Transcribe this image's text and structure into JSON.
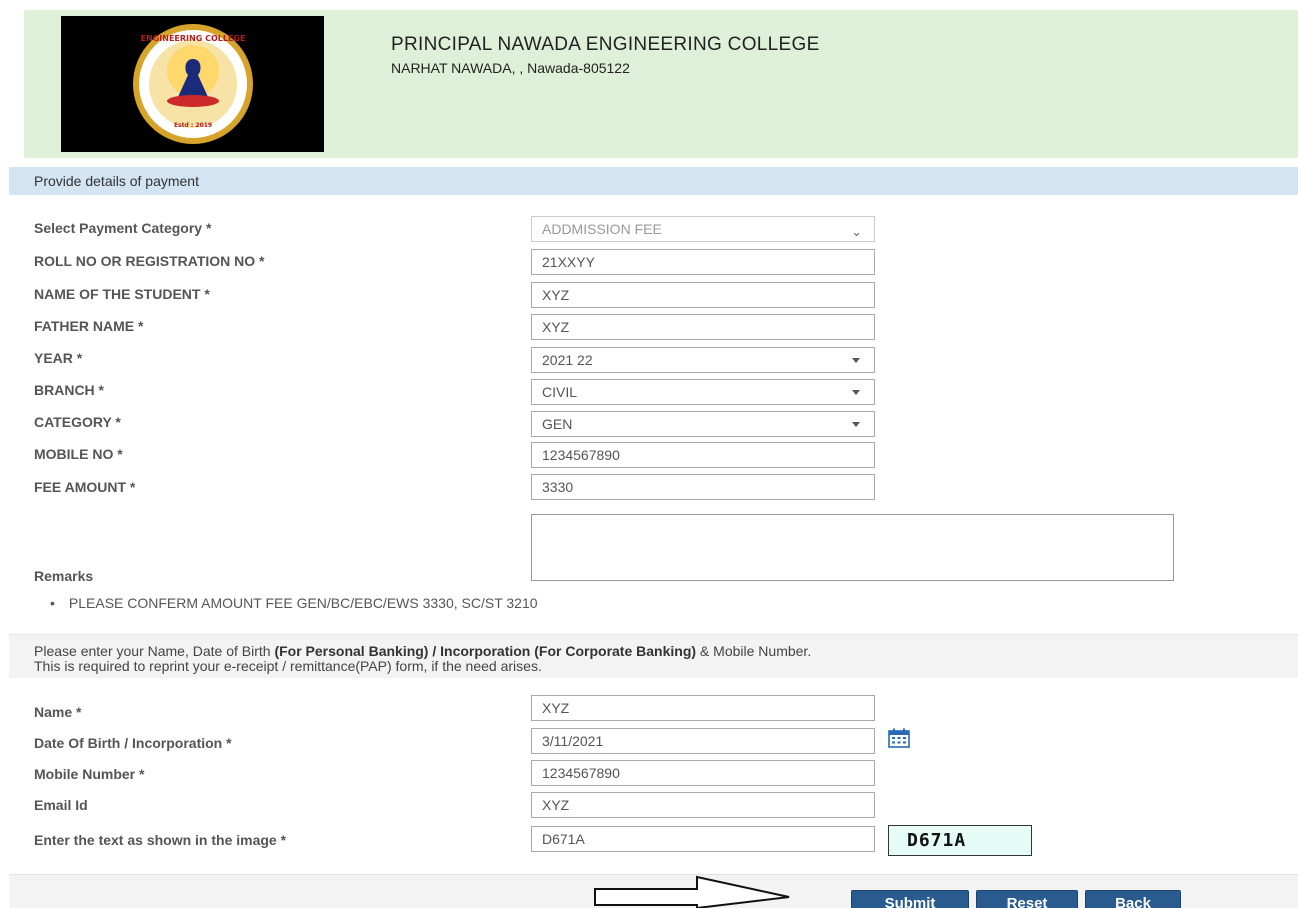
{
  "header": {
    "institution_name": "PRINCIPAL NAWADA ENGINEERING COLLEGE",
    "address": "NARHAT NAWADA, , Nawada-805122",
    "logo_texts": [
      "GOVERNMENT ENGINEERING COLLEGE NAWADA",
      "Estd : 2019"
    ]
  },
  "section_title": "Provide details of payment",
  "payment_form": {
    "category_label": "Select Payment Category *",
    "category_value": "ADDMISSION FEE",
    "roll_label": "ROLL NO OR REGISTRATION NO *",
    "roll_value": "21XXYY",
    "student_label": "NAME OF THE STUDENT *",
    "student_value": "XYZ",
    "father_label": "FATHER NAME *",
    "father_value": "XYZ",
    "year_label": "YEAR *",
    "year_value": "2021 22",
    "branch_label": "BRANCH *",
    "branch_value": "CIVIL",
    "caste_label": "CATEGORY *",
    "caste_value": "GEN",
    "mobile_label": "MOBILE NO *",
    "mobile_value": "1234567890",
    "fee_label": "FEE AMOUNT *",
    "fee_value": "3330",
    "remarks_label": "Remarks",
    "note": "PLEASE CONFERM AMOUNT FEE GEN/BC/EBC/EWS 3330, SC/ST 3210"
  },
  "info": {
    "part1": "Please enter your Name, Date of Birth ",
    "part2_bold": "(For Personal Banking) / Incorporation (For Corporate Banking)",
    "part3": " & Mobile Number.",
    "line2": "This is required to reprint your e-receipt / remittance(PAP) form, if the need arises."
  },
  "personal_form": {
    "name_label": "Name *",
    "name_value": "XYZ",
    "dob_label": "Date Of Birth / Incorporation *",
    "dob_value": "3/11/2021",
    "mobile_label": "Mobile Number *",
    "mobile_value": "1234567890",
    "email_label": "Email Id",
    "email_value": "XYZ",
    "captcha_label": "Enter the text as shown in the image *",
    "captcha_value": "D671A",
    "captcha_image_text": "D671A"
  },
  "buttons": {
    "submit": "Submit",
    "reset": "Reset",
    "back": "Back"
  },
  "icons": {
    "dropdown": "chevron-down-icon",
    "calendar": "calendar-icon",
    "arrow": "right-arrow-icon"
  }
}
#####
● Given request
Strip out the pictures and quote the remaining data word for word.

● Written answer
Transcribe this image's text and structure into JSON.
{
  "header": {
    "institution_name": "PRINCIPAL NAWADA ENGINEERING COLLEGE",
    "address": "NARHAT NAWADA, , Nawada-805122",
    "logo_texts": [
      "GOVERNMENT ENGINEERING COLLEGE NAWADA",
      "Estd : 2019"
    ]
  },
  "section_title": "Provide details of payment",
  "payment_form": {
    "category_label": "Select Payment Category *",
    "category_value": "ADDMISSION FEE",
    "roll_label": "ROLL NO OR REGISTRATION NO *",
    "roll_value": "21XXYY",
    "student_label": "NAME OF THE STUDENT *",
    "student_value": "XYZ",
    "father_label": "FATHER NAME *",
    "father_value": "XYZ",
    "year_label": "YEAR *",
    "year_value": "2021 22",
    "branch_label": "BRANCH *",
    "branch_value": "CIVIL",
    "caste_label": "CATEGORY *",
    "caste_value": "GEN",
    "mobile_label": "MOBILE NO *",
    "mobile_value": "1234567890",
    "fee_label": "FEE AMOUNT *",
    "fee_value": "3330",
    "remarks_label": "Remarks",
    "note": "PLEASE CONFERM AMOUNT FEE GEN/BC/EBC/EWS 3330, SC/ST 3210"
  },
  "info": {
    "part1": "Please enter your Name, Date of Birth ",
    "part2_bold": "(For Personal Banking) / Incorporation (For Corporate Banking)",
    "part3": " & Mobile Number.",
    "line2": "This is required to reprint your e-receipt / remittance(PAP) form, if the need arises."
  },
  "personal_form": {
    "name_label": "Name *",
    "name_value": "XYZ",
    "dob_label": "Date Of Birth / Incorporation *",
    "dob_value": "3/11/2021",
    "mobile_label": "Mobile Number *",
    "mobile_value": "1234567890",
    "email_label": "Email Id",
    "email_value": "XYZ",
    "captcha_label": "Enter the text as shown in the image *",
    "captcha_value": "D671A",
    "captcha_image_text": "D671A"
  },
  "buttons": {
    "submit": "Submit",
    "reset": "Reset",
    "back": "Back"
  },
  "icons": {
    "dropdown": "chevron-down-icon",
    "calendar": "calendar-icon",
    "arrow": "right-arrow-icon"
  }
}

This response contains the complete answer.